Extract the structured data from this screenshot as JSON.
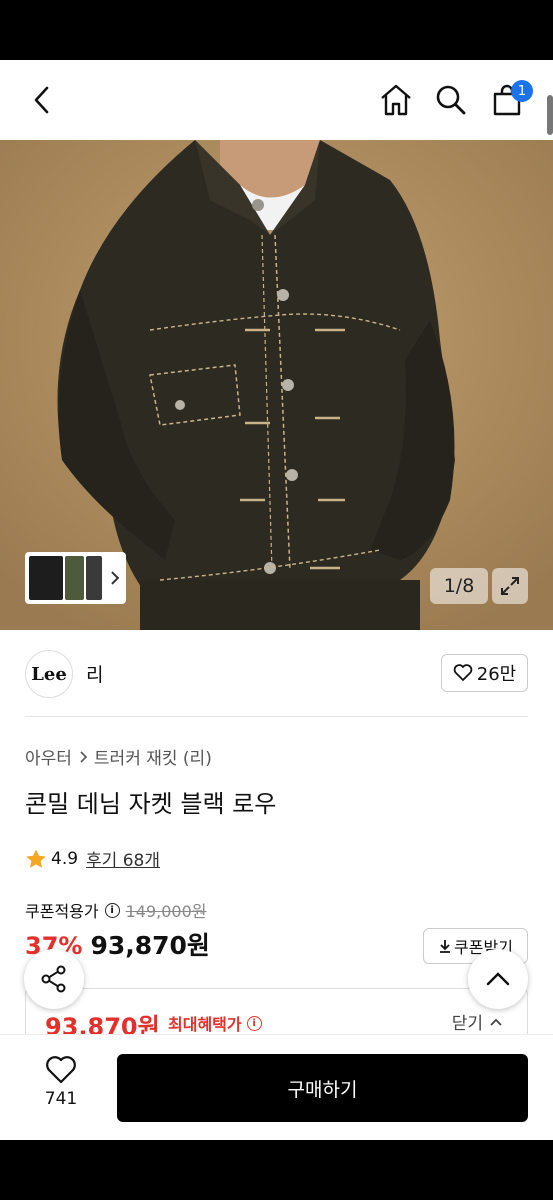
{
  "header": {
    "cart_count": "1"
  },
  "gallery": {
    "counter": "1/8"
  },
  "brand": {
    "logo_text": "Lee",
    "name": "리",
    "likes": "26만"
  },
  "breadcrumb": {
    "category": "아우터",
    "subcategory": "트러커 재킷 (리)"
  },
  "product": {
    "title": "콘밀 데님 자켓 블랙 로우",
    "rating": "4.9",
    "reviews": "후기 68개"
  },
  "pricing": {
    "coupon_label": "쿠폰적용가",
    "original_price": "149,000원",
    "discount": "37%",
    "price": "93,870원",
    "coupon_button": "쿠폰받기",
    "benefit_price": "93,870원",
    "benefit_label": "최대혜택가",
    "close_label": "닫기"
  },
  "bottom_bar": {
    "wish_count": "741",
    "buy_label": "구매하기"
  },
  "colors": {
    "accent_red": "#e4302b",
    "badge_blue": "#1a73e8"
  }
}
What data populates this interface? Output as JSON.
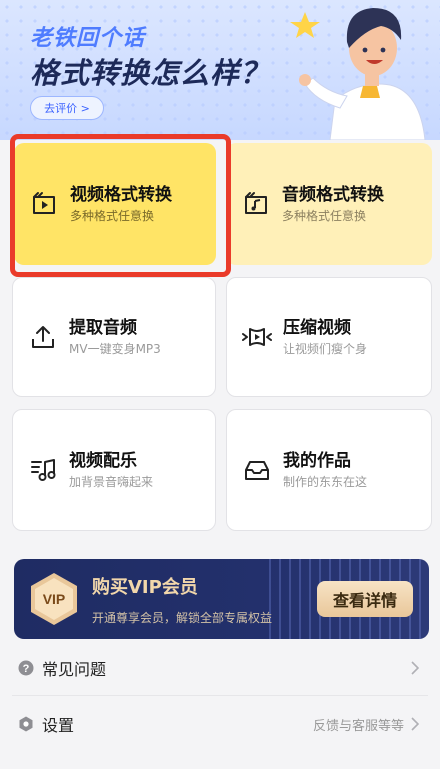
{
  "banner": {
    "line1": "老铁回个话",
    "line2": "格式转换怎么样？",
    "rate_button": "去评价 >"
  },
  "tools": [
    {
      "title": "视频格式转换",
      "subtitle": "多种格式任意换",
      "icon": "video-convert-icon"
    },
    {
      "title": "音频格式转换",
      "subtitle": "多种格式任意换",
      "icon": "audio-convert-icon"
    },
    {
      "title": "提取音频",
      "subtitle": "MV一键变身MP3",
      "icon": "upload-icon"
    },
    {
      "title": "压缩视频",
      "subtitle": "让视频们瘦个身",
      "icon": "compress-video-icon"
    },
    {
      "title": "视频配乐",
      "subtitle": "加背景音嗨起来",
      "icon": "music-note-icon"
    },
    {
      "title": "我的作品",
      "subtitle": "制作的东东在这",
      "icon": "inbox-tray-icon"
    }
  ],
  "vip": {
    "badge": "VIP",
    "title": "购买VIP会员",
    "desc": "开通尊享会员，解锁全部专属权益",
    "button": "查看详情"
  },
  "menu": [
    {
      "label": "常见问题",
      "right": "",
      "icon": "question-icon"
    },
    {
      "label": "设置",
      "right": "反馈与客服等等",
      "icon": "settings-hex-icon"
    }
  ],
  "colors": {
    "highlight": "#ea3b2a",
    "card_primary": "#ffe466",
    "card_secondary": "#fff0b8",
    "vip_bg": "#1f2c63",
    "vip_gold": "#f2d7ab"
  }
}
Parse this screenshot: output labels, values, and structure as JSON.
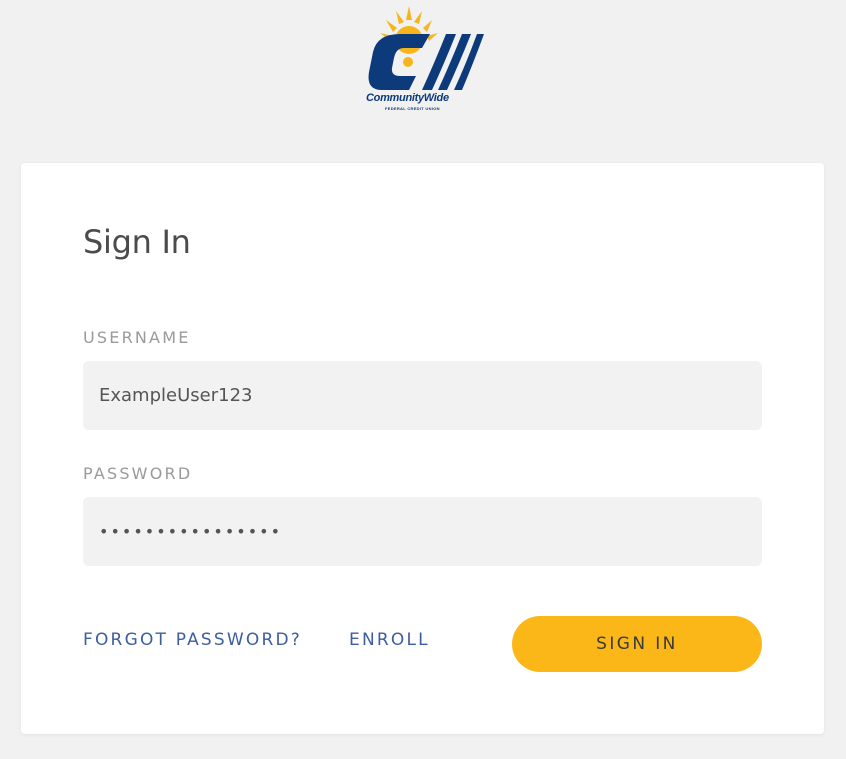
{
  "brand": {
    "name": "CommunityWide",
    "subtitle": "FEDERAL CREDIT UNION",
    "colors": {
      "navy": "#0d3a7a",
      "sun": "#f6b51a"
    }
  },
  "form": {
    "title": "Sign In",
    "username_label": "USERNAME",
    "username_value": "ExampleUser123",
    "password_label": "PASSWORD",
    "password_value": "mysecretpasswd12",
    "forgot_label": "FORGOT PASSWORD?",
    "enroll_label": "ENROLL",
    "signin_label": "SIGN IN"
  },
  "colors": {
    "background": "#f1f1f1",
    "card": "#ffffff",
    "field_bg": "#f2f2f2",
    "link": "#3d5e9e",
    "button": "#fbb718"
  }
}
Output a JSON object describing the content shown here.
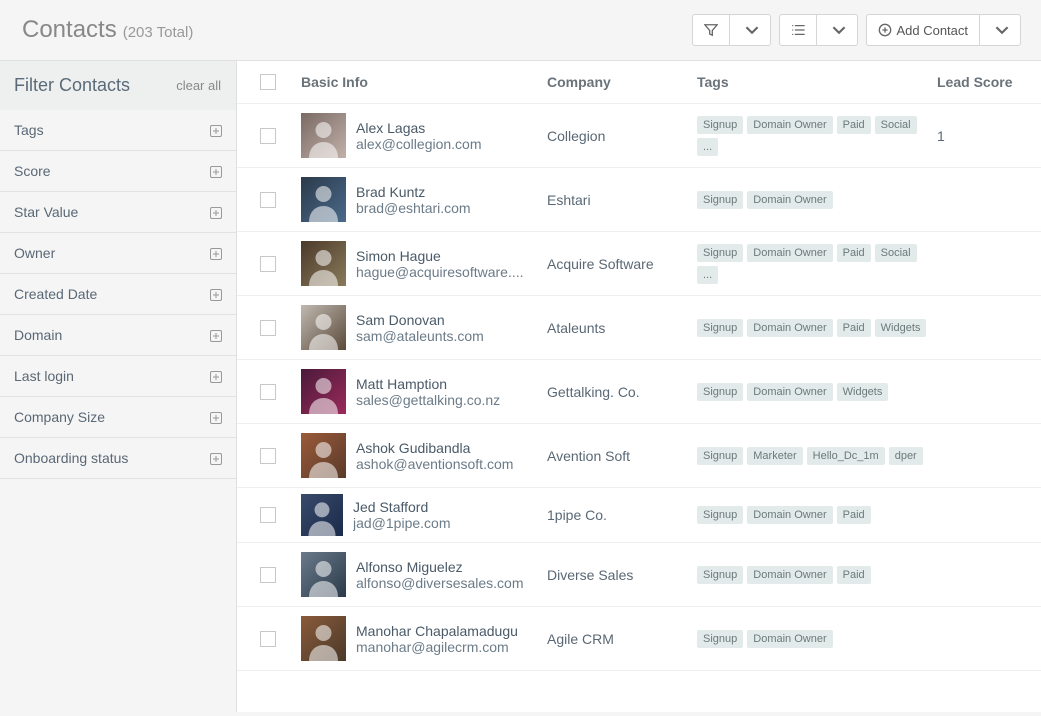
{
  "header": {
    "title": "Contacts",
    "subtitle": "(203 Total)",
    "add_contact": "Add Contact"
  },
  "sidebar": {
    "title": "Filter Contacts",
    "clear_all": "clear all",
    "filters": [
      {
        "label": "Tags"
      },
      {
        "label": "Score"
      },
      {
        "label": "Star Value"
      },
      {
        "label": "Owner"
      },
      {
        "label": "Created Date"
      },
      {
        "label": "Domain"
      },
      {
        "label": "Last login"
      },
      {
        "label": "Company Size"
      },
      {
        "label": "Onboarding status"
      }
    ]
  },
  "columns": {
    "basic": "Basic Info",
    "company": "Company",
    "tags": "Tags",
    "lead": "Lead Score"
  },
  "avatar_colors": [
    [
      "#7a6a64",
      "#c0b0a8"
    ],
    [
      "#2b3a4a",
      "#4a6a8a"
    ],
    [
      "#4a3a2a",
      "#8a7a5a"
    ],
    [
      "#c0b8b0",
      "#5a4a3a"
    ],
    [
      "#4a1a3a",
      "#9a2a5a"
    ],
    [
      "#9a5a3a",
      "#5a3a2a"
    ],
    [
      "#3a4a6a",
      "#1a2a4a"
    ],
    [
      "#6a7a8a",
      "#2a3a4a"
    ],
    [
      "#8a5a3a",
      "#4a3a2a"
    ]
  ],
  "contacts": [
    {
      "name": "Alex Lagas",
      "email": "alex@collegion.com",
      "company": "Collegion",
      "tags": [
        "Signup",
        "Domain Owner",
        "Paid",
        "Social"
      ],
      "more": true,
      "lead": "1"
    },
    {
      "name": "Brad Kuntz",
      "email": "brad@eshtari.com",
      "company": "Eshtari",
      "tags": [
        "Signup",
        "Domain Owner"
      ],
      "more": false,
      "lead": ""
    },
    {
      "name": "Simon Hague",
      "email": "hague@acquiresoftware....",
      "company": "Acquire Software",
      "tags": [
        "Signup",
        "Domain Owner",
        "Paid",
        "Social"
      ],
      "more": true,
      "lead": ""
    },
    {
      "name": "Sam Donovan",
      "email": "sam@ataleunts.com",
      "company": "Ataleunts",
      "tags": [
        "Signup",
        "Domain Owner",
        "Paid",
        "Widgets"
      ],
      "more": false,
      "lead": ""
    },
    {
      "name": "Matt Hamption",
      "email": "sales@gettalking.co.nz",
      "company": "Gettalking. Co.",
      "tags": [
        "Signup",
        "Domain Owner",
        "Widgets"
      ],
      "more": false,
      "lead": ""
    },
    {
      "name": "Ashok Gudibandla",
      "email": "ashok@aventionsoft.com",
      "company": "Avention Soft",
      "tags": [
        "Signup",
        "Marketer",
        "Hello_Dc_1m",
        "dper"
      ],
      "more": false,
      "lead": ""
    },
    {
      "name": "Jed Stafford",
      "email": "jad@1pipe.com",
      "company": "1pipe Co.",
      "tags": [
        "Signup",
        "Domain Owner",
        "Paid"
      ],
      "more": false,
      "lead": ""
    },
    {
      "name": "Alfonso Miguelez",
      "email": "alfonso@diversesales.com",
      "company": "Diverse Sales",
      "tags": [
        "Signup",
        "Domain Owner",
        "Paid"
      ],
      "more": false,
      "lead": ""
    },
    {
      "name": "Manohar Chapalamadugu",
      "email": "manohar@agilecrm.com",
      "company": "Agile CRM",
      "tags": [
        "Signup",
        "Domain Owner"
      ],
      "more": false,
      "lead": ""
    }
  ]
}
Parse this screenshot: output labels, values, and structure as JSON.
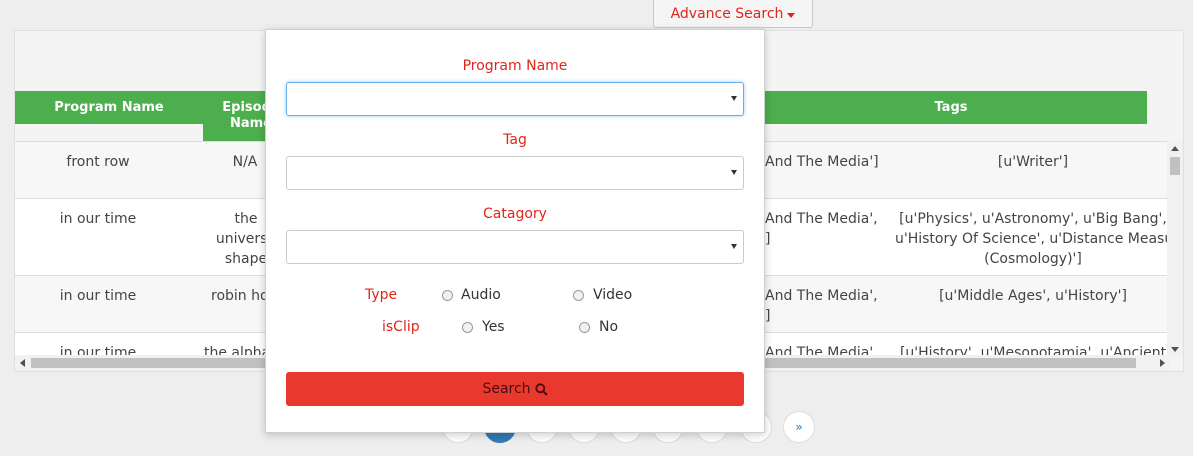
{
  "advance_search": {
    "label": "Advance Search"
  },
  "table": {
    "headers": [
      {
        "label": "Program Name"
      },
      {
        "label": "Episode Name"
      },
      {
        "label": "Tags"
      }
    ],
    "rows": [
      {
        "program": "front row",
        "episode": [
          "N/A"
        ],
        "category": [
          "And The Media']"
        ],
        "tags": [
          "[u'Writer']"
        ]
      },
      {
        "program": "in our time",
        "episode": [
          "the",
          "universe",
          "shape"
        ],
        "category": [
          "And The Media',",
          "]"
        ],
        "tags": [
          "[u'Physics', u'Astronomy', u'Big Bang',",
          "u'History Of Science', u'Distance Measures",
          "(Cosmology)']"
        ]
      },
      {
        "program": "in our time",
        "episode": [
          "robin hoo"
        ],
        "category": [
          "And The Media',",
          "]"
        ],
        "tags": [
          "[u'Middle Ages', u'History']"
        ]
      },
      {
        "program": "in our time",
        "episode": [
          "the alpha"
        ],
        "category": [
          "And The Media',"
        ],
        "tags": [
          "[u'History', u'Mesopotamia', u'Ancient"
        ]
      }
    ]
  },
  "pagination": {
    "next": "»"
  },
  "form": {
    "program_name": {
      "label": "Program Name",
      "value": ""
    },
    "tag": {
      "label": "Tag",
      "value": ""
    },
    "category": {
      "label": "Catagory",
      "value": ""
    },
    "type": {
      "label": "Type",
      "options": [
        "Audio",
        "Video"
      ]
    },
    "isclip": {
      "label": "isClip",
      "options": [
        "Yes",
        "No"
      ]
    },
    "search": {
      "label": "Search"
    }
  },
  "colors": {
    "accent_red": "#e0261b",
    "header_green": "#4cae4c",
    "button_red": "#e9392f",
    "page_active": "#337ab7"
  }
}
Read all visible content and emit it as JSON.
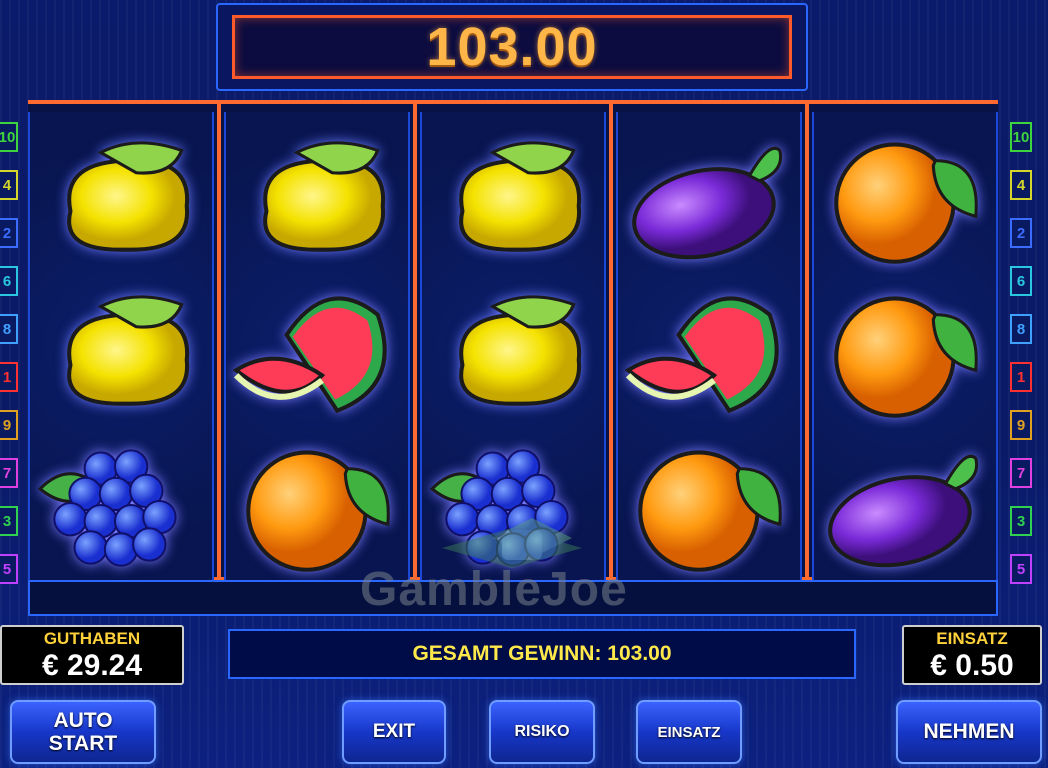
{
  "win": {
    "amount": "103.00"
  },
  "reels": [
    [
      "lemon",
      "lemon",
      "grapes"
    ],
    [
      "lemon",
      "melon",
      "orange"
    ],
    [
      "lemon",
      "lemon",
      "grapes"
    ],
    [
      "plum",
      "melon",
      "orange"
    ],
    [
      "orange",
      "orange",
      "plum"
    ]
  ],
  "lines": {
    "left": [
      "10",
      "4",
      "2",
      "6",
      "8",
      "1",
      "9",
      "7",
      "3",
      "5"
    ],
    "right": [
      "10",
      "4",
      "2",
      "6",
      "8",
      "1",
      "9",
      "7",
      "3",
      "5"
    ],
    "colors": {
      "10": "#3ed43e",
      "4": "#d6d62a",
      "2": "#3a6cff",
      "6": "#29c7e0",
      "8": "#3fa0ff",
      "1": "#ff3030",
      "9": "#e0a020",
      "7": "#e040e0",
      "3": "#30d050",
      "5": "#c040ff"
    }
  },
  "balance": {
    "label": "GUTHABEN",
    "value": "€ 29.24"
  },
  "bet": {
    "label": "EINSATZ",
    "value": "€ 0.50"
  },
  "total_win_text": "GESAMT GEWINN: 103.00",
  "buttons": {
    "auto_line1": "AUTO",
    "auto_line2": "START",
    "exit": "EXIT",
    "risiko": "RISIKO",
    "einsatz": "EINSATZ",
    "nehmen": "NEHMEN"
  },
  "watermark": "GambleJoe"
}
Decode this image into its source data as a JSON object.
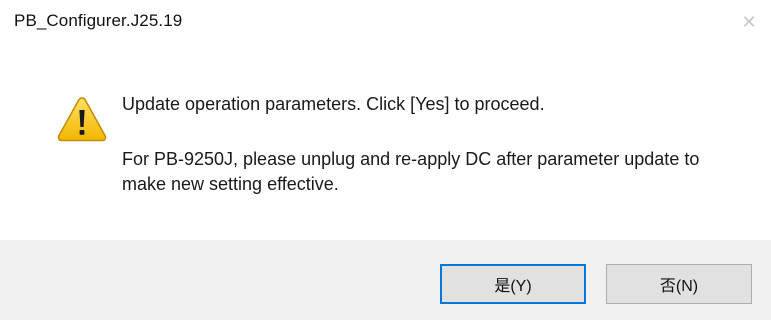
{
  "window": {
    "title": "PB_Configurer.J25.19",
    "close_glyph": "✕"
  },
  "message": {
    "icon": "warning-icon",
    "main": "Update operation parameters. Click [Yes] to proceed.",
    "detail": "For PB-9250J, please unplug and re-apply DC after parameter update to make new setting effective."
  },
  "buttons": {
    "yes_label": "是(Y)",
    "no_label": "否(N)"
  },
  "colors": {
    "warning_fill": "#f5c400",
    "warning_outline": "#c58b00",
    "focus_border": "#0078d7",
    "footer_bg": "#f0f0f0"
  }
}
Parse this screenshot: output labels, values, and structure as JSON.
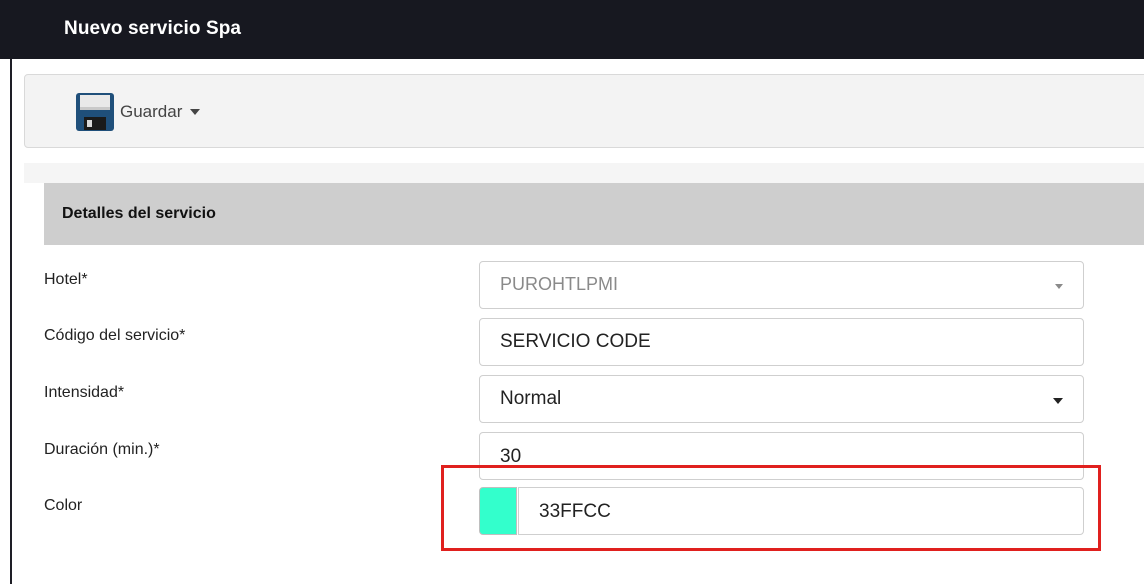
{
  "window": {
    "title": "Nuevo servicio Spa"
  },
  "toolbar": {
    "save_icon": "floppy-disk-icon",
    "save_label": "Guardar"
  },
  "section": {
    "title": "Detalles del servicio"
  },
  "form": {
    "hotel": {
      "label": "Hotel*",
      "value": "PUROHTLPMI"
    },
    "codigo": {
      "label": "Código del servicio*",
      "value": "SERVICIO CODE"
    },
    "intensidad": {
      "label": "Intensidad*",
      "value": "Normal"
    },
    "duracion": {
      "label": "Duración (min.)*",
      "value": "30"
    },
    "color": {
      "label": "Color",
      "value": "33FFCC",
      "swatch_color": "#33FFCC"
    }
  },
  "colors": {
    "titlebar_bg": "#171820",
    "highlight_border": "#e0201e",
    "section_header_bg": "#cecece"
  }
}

__________________________________________________

• _What is asked_
From the entries above, list each line with "subtitle" in it.

• _Exercise output_
      "subtitle": "多种格式任意换",
      "subtitle": "多种格式任意换",
      "subtitle": "MV一键变身MP3",
      "subtitle": "让视频们瘦个身",
      "subtitle": "加背景音嗨起来",
      "subtitle": "制作的东东在这",
    "subtitle": "FEDERAL CREDIT UNION",
    "subtitle": "(203 Total)",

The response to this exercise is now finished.